**YOUR GOAL:**
Go through the material below and count the lines with the string "IDEA"; the number is the whole answer.

___ ENTRIES PROVIDED

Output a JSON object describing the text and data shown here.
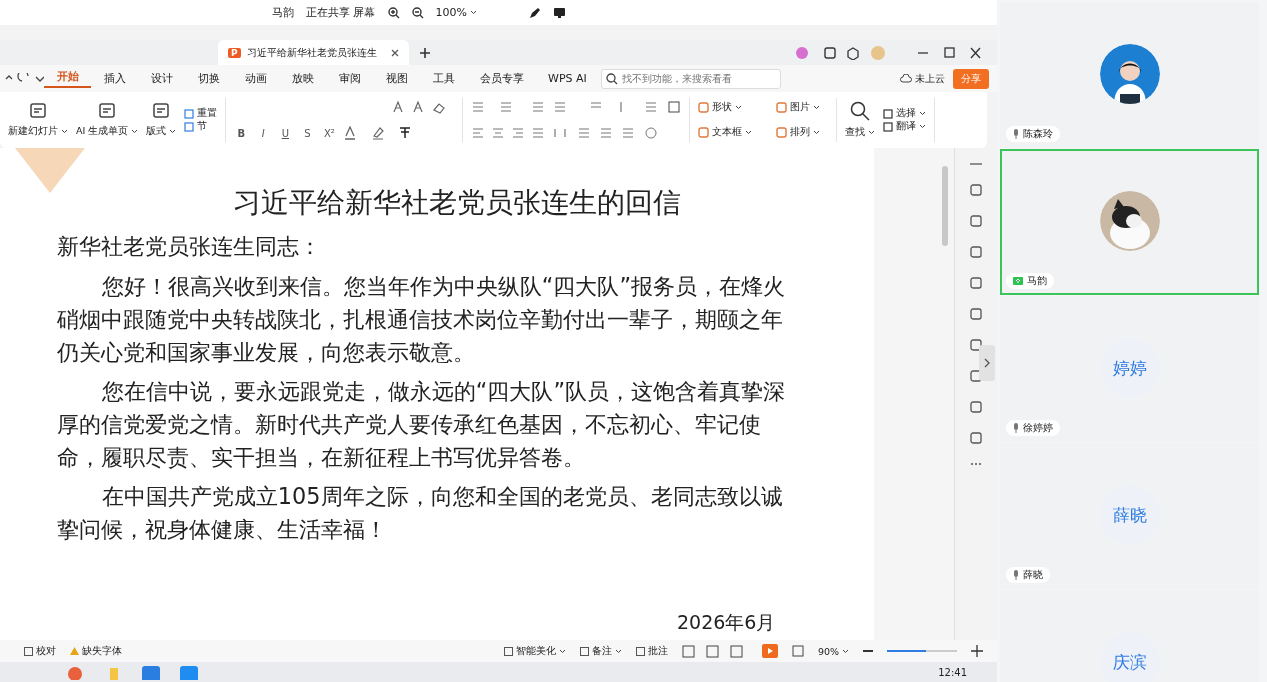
{
  "share_bar": {
    "presenter": "马韵",
    "status": "正在共享 屏幕",
    "zoom": "100%"
  },
  "doc_tab": {
    "app_letter": "P",
    "title": "习近平给新华社老党员张连生"
  },
  "menu_tabs": [
    {
      "label": "开始",
      "selected": true
    },
    {
      "label": "插入",
      "selected": false
    },
    {
      "label": "设计",
      "selected": false
    },
    {
      "label": "切换",
      "selected": false
    },
    {
      "label": "动画",
      "selected": false
    },
    {
      "label": "放映",
      "selected": false
    },
    {
      "label": "审阅",
      "selected": false
    },
    {
      "label": "视图",
      "selected": false
    },
    {
      "label": "工具",
      "selected": false
    },
    {
      "label": "会员专享",
      "selected": false
    }
  ],
  "ai_button": "WPS AI",
  "search": {
    "placeholder": "找不到功能，来搜索看看"
  },
  "cloud_status": "未上云",
  "share_button": "分享",
  "ribbon": {
    "big_buttons": [
      "新建幻灯片",
      "AI 生成单页",
      "版式"
    ],
    "small_buttons": [
      "重置",
      "节"
    ],
    "format_buttons": [
      "B",
      "I",
      "U",
      "S",
      "X²"
    ],
    "insert_buttons": [
      "形状",
      "图片",
      "文本框",
      "排列"
    ],
    "find_button": "查找",
    "edit_buttons": [
      "选择",
      "翻译"
    ]
  },
  "slide": {
    "title": "习近平给新华社老党员张连生的回信",
    "salutation": "新华社老党员张连生同志：",
    "paragraphs": [
      "您好！很高兴收到来信。您当年作为中央纵队“四大队”报务员，在烽火硝烟中跟随党中央转战陕北，扎根通信技术岗位辛勤付出一辈子，期颐之年仍关心党和国家事业发展，向您表示敬意。",
      "您在信中说，要永远跟党走，做永远的“四大队”队员，这饱含着真挚深厚的信党爱党之情。新时代共产党人要传承红色基因，不忘初心、牢记使命，履职尽责、实干担当，在新征程上书写优异答卷。",
      "在中国共产党成立105周年之际，向您和全国的老党员、老同志致以诚挚问候，祝身体健康、生活幸福！"
    ],
    "date": "2026年6月"
  },
  "status_bar": {
    "left": [
      "校对",
      "缺失字体"
    ],
    "right": [
      "智能美化",
      "备注",
      "批注"
    ],
    "zoom": "90%",
    "zoom_slider": {
      "level": 0.55
    }
  },
  "taskbar": {
    "time": "12:41"
  },
  "participants": [
    {
      "name": "陈森玲",
      "kind": "person",
      "selected": false,
      "sharing": false
    },
    {
      "name": "马韵",
      "kind": "pet",
      "selected": true,
      "sharing": true
    },
    {
      "name": "徐婷婷",
      "kind": "initials",
      "avatar_text": "婷婷",
      "selected": false,
      "sharing": false
    },
    {
      "name": "薛晓",
      "kind": "initials",
      "avatar_text": "薛晓",
      "selected": false,
      "sharing": false
    },
    {
      "kind": "initials",
      "avatar_text": "庆滨",
      "selected": false
    }
  ]
}
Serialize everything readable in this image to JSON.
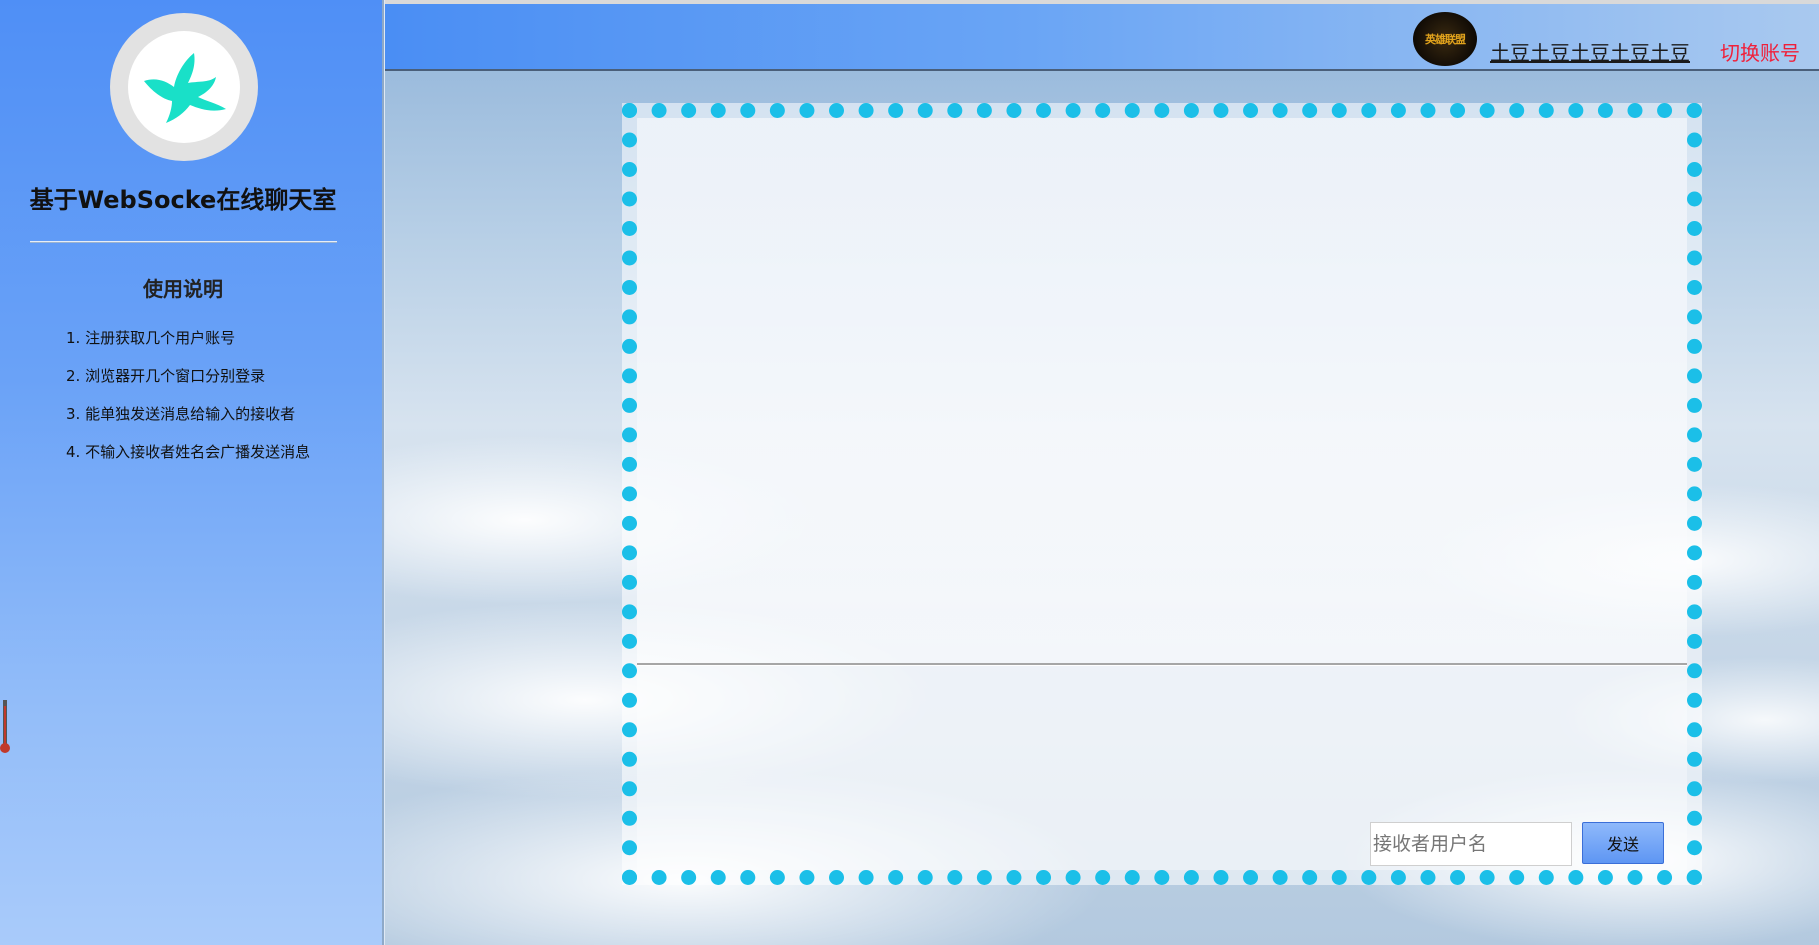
{
  "sidebar": {
    "app_title": "基于WebSocke在线聊天室",
    "usage_title": "使用说明",
    "usage_items": [
      "1. 注册获取几个用户账号",
      "2. 浏览器开几个窗口分别登录",
      "3. 能单独发送消息给输入的接收者",
      "4. 不输入接收者姓名会广播发送消息"
    ]
  },
  "header": {
    "avatar_badge_text": "英雄联盟",
    "username": "土豆土豆土豆土豆土豆",
    "switch_account_label": "切换账号"
  },
  "composer": {
    "receiver_placeholder": "接收者用户名",
    "receiver_value": "",
    "send_label": "发送"
  },
  "icons": {
    "logo": "dove-icon",
    "side_widget": "thermometer-icon"
  },
  "colors": {
    "sidebar_top": "#4f8ff6",
    "frame_dots": "#1bbfe8",
    "logo_bird": "#19e0c8",
    "switch_account": "#f0203a",
    "send_button": "#5e96f3"
  }
}
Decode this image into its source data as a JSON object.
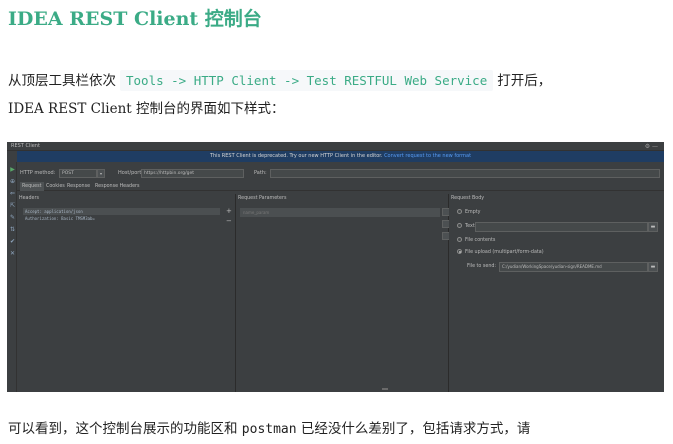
{
  "heading": "IDEA REST Client 控制台",
  "intro": {
    "prefix": "从顶层工具栏依次",
    "menu_path": "Tools -> HTTP Client -> Test RESTFUL Web Service",
    "suffix": "打开后，",
    "line2": "IDEA REST Client 控制台的界面如下样式："
  },
  "outro": {
    "prefix": "可以看到，这个控制台展示的功能区和",
    "code": "postman",
    "suffix": "已经没什么差别了，包括请求方式，请"
  },
  "ide": {
    "window_title": "REST Client",
    "titlebar_icons": "⚙ —",
    "deprecation_text": "This REST Client is deprecated. Try our new HTTP Client in the editor.",
    "deprecation_link": "Convert request to the new format",
    "toolbar_icons": [
      "▶",
      "⊕",
      "⇐",
      "⇱",
      "✎",
      "⇅",
      "✔",
      "✕"
    ],
    "http_method_label": "HTTP method:",
    "http_method_value": "POST",
    "host_label": "Host/port:",
    "host_value": "https://httpbin.org/get",
    "path_label": "Path:",
    "path_value": "",
    "tabs": [
      "Request",
      "Cookies",
      "Response",
      "Response Headers"
    ],
    "headers_title": "Headers",
    "header_lines": [
      "Accept: application/json",
      "Authorization: Basic TMSM3ab="
    ],
    "add_symbol": "+",
    "remove_symbol": "−",
    "params_title": "Request Parameters",
    "params_placeholder": "name_param",
    "body_title": "Request Body",
    "body_options": {
      "empty": "Empty",
      "text": "Text",
      "file_contents": "File contents",
      "file_upload": "File upload (multipart/form-data)"
    },
    "file_to_send_label": "File to send:",
    "file_to_send_value": "C:/yudian/WorkingSpace/yudian-sign/README.md"
  }
}
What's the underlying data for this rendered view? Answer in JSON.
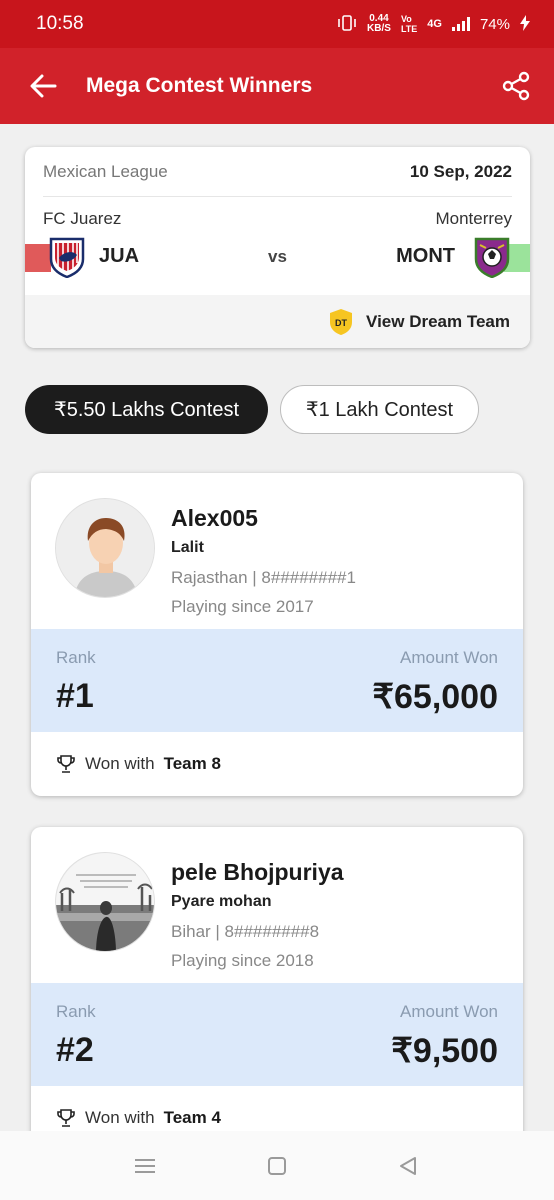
{
  "status_bar": {
    "time": "10:58",
    "net_speed": "0.44\nKB/S",
    "volte": "Vó",
    "network": "4G",
    "battery": "74%"
  },
  "app_bar": {
    "title": "Mega Contest Winners"
  },
  "match": {
    "league": "Mexican League",
    "date": "10 Sep, 2022",
    "home_team": "FC Juarez",
    "away_team": "Monterrey",
    "home_short": "JUA",
    "away_short": "MONT",
    "vs": "vs",
    "dream_badge": "DT",
    "dream_label": "View Dream Team"
  },
  "contest_tabs": [
    {
      "label": "₹5.50 Lakhs Contest",
      "active": true
    },
    {
      "label": "₹1 Lakh Contest",
      "active": false
    }
  ],
  "winners": [
    {
      "username": "Alex005",
      "real_name": "Lalit",
      "location": "Rajasthan | 8########1",
      "since": "Playing since 2017",
      "rank_label": "Rank",
      "amount_label": "Amount Won",
      "rank": "#1",
      "amount": "₹65,000",
      "won_prefix": "Won with",
      "team": "Team 8"
    },
    {
      "username": "pele Bhojpuriya",
      "real_name": "Pyare mohan",
      "location": "Bihar | 8########8",
      "since": "Playing since 2018",
      "rank_label": "Rank",
      "amount_label": "Amount Won",
      "rank": "#2",
      "amount": "₹9,500",
      "won_prefix": "Won with",
      "team": "Team 4"
    }
  ],
  "colors": {
    "status_bar": "#c8151c",
    "app_bar": "#d1222a",
    "rank_band": "#dce9fa",
    "active_tab": "#1c1c1c"
  },
  "icons": [
    "back-arrow-icon",
    "share-icon",
    "trophy-icon",
    "menu-nav-icon",
    "home-nav-icon",
    "back-nav-icon"
  ]
}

______

**RESULT BELOW:**
2